» **GIVEN REQUEST**: Find each line with the word "title" and copy it.

» **Chart and figure data**:
* BEGIN *

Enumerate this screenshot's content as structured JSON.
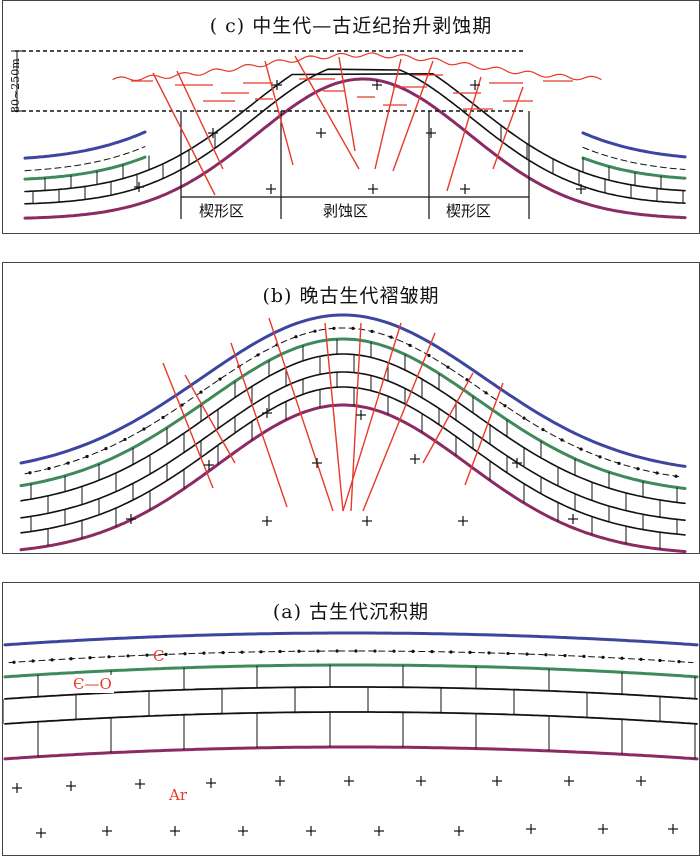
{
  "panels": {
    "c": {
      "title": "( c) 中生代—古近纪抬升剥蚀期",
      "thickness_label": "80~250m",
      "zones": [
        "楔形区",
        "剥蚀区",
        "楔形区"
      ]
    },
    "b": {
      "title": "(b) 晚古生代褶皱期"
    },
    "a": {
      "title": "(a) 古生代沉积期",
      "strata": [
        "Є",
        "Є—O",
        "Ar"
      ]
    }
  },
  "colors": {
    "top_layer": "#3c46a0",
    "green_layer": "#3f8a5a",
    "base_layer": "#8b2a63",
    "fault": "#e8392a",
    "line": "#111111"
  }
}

* END *

» **TASK RESPONSE**:
      "title": "( c) 中生代—古近纪抬升剥蚀期",
      "title": "(b) 晚古生代褶皱期"
      "title": "(a) 古生代沉积期",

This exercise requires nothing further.